[Data listing]

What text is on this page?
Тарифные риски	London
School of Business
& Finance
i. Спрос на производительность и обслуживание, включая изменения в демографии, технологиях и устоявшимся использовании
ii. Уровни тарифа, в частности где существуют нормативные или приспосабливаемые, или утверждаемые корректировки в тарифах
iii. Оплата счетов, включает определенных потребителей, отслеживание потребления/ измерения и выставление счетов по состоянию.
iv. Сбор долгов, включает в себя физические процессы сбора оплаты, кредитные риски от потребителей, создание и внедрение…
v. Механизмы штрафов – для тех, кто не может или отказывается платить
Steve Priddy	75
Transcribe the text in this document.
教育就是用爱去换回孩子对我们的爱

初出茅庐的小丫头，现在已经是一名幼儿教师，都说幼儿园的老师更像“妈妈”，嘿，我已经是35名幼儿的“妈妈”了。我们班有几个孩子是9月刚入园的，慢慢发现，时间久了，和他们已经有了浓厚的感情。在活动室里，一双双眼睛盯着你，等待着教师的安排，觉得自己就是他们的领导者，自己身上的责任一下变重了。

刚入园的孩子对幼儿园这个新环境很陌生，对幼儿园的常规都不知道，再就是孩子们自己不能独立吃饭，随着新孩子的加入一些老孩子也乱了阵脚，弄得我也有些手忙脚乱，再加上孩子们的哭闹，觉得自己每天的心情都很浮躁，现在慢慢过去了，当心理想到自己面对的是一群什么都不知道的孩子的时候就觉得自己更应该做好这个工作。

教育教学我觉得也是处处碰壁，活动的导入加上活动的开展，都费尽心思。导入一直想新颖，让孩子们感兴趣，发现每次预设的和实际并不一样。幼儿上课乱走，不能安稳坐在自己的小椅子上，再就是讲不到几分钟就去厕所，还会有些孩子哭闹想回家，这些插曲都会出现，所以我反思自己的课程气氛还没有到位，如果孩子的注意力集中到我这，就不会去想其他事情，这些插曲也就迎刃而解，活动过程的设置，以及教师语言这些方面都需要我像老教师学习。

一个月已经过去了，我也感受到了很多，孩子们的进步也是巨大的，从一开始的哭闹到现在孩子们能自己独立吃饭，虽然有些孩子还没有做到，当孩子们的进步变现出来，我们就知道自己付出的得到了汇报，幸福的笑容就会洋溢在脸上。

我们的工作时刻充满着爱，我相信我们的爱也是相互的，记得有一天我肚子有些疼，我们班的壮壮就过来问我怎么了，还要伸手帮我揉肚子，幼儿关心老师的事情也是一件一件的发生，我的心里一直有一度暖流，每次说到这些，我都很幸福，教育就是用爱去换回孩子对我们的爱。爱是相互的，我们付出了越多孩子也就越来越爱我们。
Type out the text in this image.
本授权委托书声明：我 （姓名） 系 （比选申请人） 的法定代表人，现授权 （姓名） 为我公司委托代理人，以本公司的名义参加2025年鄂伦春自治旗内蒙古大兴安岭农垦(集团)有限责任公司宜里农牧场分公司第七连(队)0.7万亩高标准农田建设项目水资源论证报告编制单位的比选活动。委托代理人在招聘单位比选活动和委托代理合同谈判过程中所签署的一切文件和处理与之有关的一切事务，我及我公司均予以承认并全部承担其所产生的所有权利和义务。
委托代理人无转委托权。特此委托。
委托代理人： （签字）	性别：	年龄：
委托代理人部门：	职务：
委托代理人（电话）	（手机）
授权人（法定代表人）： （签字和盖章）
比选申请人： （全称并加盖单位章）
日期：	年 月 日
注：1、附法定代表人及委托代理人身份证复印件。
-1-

▶ To do: Return only the lines running from the line with "Type out the text in this image." to the last line of the records, both included, exactly as written.

▶ Worked answer:
Type out the text in this image.
本授权委托书声明：我 （姓名） 系 （比选申请人） 的法定代表人，现授权 （姓名） 为我公司委托代理人，以本公司的名义参加2025年鄂伦春自治旗内蒙古大兴安岭农垦(集团)有限责任公司宜里农牧场分公司第七连(队)0.7万亩高标准农田建设项目水资源论证报告编制单位的比选活动。委托代理人在招聘单位比选活动和委托代理合同谈判过程中所签署的一切文件和处理与之有关的一切事务，我及我公司均予以承认并全部承担其所产生的所有权利和义务。
委托代理人无转委托权。特此委托。
委托代理人： （签字）	性别：	年龄：
委托代理人部门：	职务：
委托代理人（电话）	（手机）
授权人（法定代表人）： （签字和盖章）
比选申请人： （全称并加盖单位章）
日期：	年 月 日
注：1、附法定代表人及委托代理人身份证复印件。
-1-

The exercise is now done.